>> START RECORDED DATA

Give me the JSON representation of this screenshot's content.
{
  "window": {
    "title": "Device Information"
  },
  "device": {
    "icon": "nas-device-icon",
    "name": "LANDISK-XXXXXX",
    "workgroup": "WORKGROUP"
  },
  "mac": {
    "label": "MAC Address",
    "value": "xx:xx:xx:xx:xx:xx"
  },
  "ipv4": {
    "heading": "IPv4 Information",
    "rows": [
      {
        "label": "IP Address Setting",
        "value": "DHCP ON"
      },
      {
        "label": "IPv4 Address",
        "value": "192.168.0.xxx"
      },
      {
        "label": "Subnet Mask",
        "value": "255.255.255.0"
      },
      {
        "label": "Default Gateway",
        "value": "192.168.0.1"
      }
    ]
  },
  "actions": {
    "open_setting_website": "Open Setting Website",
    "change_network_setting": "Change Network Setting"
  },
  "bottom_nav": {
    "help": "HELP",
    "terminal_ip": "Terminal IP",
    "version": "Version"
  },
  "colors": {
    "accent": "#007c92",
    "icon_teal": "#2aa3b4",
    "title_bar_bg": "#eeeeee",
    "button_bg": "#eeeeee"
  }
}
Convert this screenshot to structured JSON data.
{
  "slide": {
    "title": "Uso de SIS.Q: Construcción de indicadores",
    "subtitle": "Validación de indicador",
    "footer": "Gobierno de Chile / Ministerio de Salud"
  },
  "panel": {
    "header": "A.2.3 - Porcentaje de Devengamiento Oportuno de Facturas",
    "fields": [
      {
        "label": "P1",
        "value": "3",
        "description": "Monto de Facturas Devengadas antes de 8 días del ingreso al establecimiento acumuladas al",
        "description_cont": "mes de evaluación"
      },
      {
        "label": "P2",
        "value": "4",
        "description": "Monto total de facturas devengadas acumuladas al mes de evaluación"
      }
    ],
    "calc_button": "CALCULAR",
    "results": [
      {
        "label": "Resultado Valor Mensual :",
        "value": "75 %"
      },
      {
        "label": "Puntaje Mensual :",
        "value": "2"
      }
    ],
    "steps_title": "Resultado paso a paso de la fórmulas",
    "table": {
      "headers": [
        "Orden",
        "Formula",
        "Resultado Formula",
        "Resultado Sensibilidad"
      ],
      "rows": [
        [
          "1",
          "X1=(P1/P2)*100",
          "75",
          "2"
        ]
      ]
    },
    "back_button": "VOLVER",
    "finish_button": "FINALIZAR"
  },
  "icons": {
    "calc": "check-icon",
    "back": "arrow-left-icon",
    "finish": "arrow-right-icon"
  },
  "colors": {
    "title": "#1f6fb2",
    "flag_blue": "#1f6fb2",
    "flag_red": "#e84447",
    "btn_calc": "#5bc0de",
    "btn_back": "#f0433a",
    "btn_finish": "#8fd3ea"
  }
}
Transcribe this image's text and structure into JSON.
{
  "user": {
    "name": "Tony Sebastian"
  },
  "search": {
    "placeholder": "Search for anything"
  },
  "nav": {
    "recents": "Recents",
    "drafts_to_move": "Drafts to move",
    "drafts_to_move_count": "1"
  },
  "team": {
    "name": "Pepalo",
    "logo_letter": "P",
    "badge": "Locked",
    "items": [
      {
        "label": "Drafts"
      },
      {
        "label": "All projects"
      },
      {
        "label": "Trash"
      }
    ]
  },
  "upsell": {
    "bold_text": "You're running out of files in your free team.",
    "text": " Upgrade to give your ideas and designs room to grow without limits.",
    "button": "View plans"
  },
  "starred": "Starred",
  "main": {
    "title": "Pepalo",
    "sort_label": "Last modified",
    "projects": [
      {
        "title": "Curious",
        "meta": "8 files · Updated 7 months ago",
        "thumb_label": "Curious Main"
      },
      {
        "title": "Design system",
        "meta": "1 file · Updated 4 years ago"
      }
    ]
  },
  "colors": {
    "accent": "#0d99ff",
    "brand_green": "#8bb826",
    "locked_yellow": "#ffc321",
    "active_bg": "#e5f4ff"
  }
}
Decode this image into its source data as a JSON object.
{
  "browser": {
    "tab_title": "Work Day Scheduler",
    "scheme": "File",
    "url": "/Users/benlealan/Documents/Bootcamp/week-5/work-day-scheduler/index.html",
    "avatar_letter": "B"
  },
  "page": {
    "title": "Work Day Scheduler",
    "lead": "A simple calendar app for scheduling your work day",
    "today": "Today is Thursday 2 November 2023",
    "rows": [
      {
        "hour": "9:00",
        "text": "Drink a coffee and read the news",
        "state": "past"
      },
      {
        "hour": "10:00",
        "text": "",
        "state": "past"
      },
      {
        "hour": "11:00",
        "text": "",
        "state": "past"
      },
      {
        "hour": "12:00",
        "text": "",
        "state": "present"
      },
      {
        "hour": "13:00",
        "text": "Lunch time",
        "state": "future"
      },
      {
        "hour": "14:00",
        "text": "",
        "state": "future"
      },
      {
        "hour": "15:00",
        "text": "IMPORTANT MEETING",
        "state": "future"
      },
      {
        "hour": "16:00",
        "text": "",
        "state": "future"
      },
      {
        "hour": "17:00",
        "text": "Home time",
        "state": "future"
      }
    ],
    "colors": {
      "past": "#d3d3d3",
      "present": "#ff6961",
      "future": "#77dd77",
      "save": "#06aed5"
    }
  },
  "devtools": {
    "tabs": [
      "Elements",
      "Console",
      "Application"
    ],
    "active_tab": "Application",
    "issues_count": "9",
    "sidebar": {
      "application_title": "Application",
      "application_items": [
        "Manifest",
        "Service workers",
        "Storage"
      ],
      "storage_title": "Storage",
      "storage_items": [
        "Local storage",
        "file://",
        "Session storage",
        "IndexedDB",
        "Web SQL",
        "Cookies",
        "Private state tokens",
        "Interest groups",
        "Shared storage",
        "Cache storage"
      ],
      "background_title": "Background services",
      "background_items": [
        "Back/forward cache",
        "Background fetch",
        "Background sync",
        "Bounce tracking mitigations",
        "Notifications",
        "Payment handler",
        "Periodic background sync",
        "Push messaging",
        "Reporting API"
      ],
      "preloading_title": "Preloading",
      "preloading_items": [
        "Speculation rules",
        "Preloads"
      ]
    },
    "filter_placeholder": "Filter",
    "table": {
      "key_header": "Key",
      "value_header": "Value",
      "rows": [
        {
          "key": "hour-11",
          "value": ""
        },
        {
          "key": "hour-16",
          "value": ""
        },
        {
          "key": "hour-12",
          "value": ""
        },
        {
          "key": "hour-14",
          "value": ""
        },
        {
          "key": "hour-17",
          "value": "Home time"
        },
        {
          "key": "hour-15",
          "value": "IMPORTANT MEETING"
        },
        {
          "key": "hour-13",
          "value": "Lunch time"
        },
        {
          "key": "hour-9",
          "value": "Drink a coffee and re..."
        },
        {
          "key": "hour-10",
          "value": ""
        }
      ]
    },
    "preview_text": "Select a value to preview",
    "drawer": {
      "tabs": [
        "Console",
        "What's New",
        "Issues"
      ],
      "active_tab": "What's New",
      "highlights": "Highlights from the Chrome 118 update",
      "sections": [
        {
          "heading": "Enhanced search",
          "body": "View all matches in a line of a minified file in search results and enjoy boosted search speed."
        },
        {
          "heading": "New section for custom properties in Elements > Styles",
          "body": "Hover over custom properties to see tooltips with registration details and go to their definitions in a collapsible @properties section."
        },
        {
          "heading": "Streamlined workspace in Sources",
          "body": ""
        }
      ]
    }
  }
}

>> END RECORDED DATA

Print out the whole listing exactly as it appears.

Give me the JSON representation of this screenshot's content.
{
  "window": {
    "title": "Device Information"
  },
  "device": {
    "icon": "nas-device-icon",
    "name": "LANDISK-XXXXXX",
    "workgroup": "WORKGROUP"
  },
  "mac": {
    "label": "MAC Address",
    "value": "xx:xx:xx:xx:xx:xx"
  },
  "ipv4": {
    "heading": "IPv4 Information",
    "rows": [
      {
        "label": "IP Address Setting",
        "value": "DHCP ON"
      },
      {
        "label": "IPv4 Address",
        "value": "192.168.0.xxx"
      },
      {
        "label": "Subnet Mask",
        "value": "255.255.255.0"
      },
      {
        "label": "Default Gateway",
        "value": "192.168.0.1"
      }
    ]
  },
  "actions": {
    "open_setting_website": "Open Setting Website",
    "change_network_setting": "Change Network Setting"
  },
  "bottom_nav": {
    "help": "HELP",
    "terminal_ip": "Terminal IP",
    "version": "Version"
  },
  "colors": {
    "accent": "#007c92",
    "icon_teal": "#2aa3b4",
    "title_bar_bg": "#eeeeee",
    "button_bg": "#eeeeee"
  }
}
Convert this screenshot to structured JSON data.
{
  "slide": {
    "title": "Uso de SIS.Q: Construcción de indicadores",
    "subtitle": "Validación de indicador",
    "footer": "Gobierno de Chile / Ministerio de Salud"
  },
  "panel": {
    "header": "A.2.3 - Porcentaje de Devengamiento Oportuno de Facturas",
    "fields": [
      {
        "label": "P1",
        "value": "3",
        "description": "Monto de Facturas Devengadas antes de 8 días del ingreso al establecimiento acumuladas al",
        "description_cont": "mes de evaluación"
      },
      {
        "label": "P2",
        "value": "4",
        "description": "Monto total de facturas devengadas acumuladas al mes de evaluación"
      }
    ],
    "calc_button": "CALCULAR",
    "results": [
      {
        "label": "Resultado Valor Mensual :",
        "value": "75 %"
      },
      {
        "label": "Puntaje Mensual :",
        "value": "2"
      }
    ],
    "steps_title": "Resultado paso a paso de la fórmulas",
    "table": {
      "headers": [
        "Orden",
        "Formula",
        "Resultado Formula",
        "Resultado Sensibilidad"
      ],
      "rows": [
        [
          "1",
          "X1=(P1/P2)*100",
          "75",
          "2"
        ]
      ]
    },
    "back_button": "VOLVER",
    "finish_button": "FINALIZAR"
  },
  "icons": {
    "calc": "check-icon",
    "back": "arrow-left-icon",
    "finish": "arrow-right-icon"
  },
  "colors": {
    "title": "#1f6fb2",
    "flag_blue": "#1f6fb2",
    "flag_red": "#e84447",
    "btn_calc": "#5bc0de",
    "btn_back": "#f0433a",
    "btn_finish": "#8fd3ea"
  }
}
Transcribe this image's text and structure into JSON.
{
  "user": {
    "name": "Tony Sebastian"
  },
  "search": {
    "placeholder": "Search for anything"
  },
  "nav": {
    "recents": "Recents",
    "drafts_to_move": "Drafts to move",
    "drafts_to_move_count": "1"
  },
  "team": {
    "name": "Pepalo",
    "logo_letter": "P",
    "badge": "Locked",
    "items": [
      {
        "label": "Drafts"
      },
      {
        "label": "All projects"
      },
      {
        "label": "Trash"
      }
    ]
  },
  "upsell": {
    "bold_text": "You're running out of files in your free team.",
    "text": " Upgrade to give your ideas and designs room to grow without limits.",
    "button": "View plans"
  },
  "starred": "Starred",
  "main": {
    "title": "Pepalo",
    "sort_label": "Last modified",
    "projects": [
      {
        "title": "Curious",
        "meta": "8 files · Updated 7 months ago",
        "thumb_label": "Curious Main"
      },
      {
        "title": "Design system",
        "meta": "1 file · Updated 4 years ago"
      }
    ]
  },
  "colors": {
    "accent": "#0d99ff",
    "brand_green": "#8bb826",
    "locked_yellow": "#ffc321",
    "active_bg": "#e5f4ff"
  }
}
Decode this image into its source data as a JSON object.
{
  "browser": {
    "tab_title": "Work Day Scheduler",
    "scheme": "File",
    "url": "/Users/benlealan/Documents/Bootcamp/week-5/work-day-scheduler/index.html",
    "avatar_letter": "B"
  },
  "page": {
    "title": "Work Day Scheduler",
    "lead": "A simple calendar app for scheduling your work day",
    "today": "Today is Thursday 2 November 2023",
    "rows": [
      {
        "hour": "9:00",
        "text": "Drink a coffee and read the news",
        "state": "past"
      },
      {
        "hour": "10:00",
        "text": "",
        "state": "past"
      },
      {
        "hour": "11:00",
        "text": "",
        "state": "past"
      },
      {
        "hour": "12:00",
        "text": "",
        "state": "present"
      },
      {
        "hour": "13:00",
        "text": "Lunch time",
        "state": "future"
      },
      {
        "hour": "14:00",
        "text": "",
        "state": "future"
      },
      {
        "hour": "15:00",
        "text": "IMPORTANT MEETING",
        "state": "future"
      },
      {
        "hour": "16:00",
        "text": "",
        "state": "future"
      },
      {
        "hour": "17:00",
        "text": "Home time",
        "state": "future"
      }
    ],
    "colors": {
      "past": "#d3d3d3",
      "present": "#ff6961",
      "future": "#77dd77",
      "save": "#06aed5"
    }
  },
  "devtools": {
    "tabs": [
      "Elements",
      "Console",
      "Application"
    ],
    "active_tab": "Application",
    "issues_count": "9",
    "sidebar": {
      "application_title": "Application",
      "application_items": [
        "Manifest",
        "Service workers",
        "Storage"
      ],
      "storage_title": "Storage",
      "storage_items": [
        "Local storage",
        "file://",
        "Session storage",
        "IndexedDB",
        "Web SQL",
        "Cookies",
        "Private state tokens",
        "Interest groups",
        "Shared storage",
        "Cache storage"
      ],
      "background_title": "Background services",
      "background_items": [
        "Back/forward cache",
        "Background fetch",
        "Background sync",
        "Bounce tracking mitigations",
        "Notifications",
        "Payment handler",
        "Periodic background sync",
        "Push messaging",
        "Reporting API"
      ],
      "preloading_title": "Preloading",
      "preloading_items": [
        "Speculation rules",
        "Preloads"
      ]
    },
    "filter_placeholder": "Filter",
    "table": {
      "key_header": "Key",
      "value_header": "Value",
      "rows": [
        {
          "key": "hour-11",
          "value": ""
        },
        {
          "key": "hour-16",
          "value": ""
        },
        {
          "key": "hour-12",
          "value": ""
        },
        {
          "key": "hour-14",
          "value": ""
        },
        {
          "key": "hour-17",
          "value": "Home time"
        },
        {
          "key": "hour-15",
          "value": "IMPORTANT MEETING"
        },
        {
          "key": "hour-13",
          "value": "Lunch time"
        },
        {
          "key": "hour-9",
          "value": "Drink a coffee and re..."
        },
        {
          "key": "hour-10",
          "value": ""
        }
      ]
    },
    "preview_text": "Select a value to preview",
    "drawer": {
      "tabs": [
        "Console",
        "What's New",
        "Issues"
      ],
      "active_tab": "What's New",
      "highlights": "Highlights from the Chrome 118 update",
      "sections": [
        {
          "heading": "Enhanced search",
          "body": "View all matches in a line of a minified file in search results and enjoy boosted search speed."
        },
        {
          "heading": "New section for custom properties in Elements > Styles",
          "body": "Hover over custom properties to see tooltips with registration details and go to their definitions in a collapsible @properties section."
        },
        {
          "heading": "Streamlined workspace in Sources",
          "body": ""
        }
      ]
    }
  }
}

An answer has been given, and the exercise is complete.